== WHAT THE TASK REQUIRES ==
Copy out all lines that carry the word "Drehmoment".

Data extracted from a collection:
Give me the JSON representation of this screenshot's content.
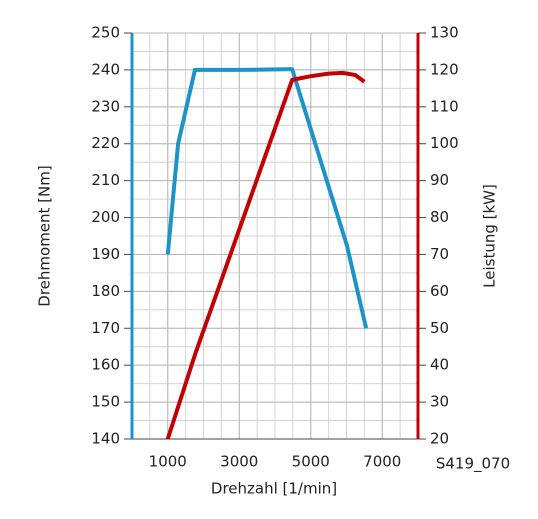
{
  "chart_data": {
    "type": "line",
    "x_label": "Drehzahl [1/min]",
    "y_label": "Drehmoment [Nm]",
    "y2_label": "Leistung [kW]",
    "annotation": "S419_070",
    "xlim": [
      0,
      8000
    ],
    "xticks": [
      1000,
      3000,
      5000,
      7000
    ],
    "ylim": [
      140,
      250
    ],
    "yticks": [
      140,
      150,
      160,
      170,
      180,
      190,
      200,
      210,
      220,
      230,
      240,
      250
    ],
    "y2lim": [
      20,
      130
    ],
    "y2ticks": [
      20,
      30,
      40,
      50,
      60,
      70,
      80,
      90,
      100,
      110,
      120,
      130
    ],
    "grid": true,
    "series": [
      {
        "name": "Drehmoment",
        "color": "#1e93c8",
        "x": [
          1000,
          1290,
          1760,
          3000,
          4480,
          6010,
          6550
        ],
        "values": [
          190,
          220,
          240,
          240,
          240.2,
          192.5,
          170
        ]
      },
      {
        "name": "Leistung",
        "color": "#c00000",
        "axis": "y2",
        "x": [
          1000,
          1760,
          4480,
          5000,
          5500,
          5900,
          6250,
          6500
        ],
        "values": [
          20,
          42.8,
          117.3,
          118.3,
          119,
          119.2,
          118.6,
          116.8
        ]
      }
    ]
  }
}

== ANSWER FOR THIS EXERCISE ==
    "y_label": "Drehmoment [Nm]",
        "name": "Drehmoment",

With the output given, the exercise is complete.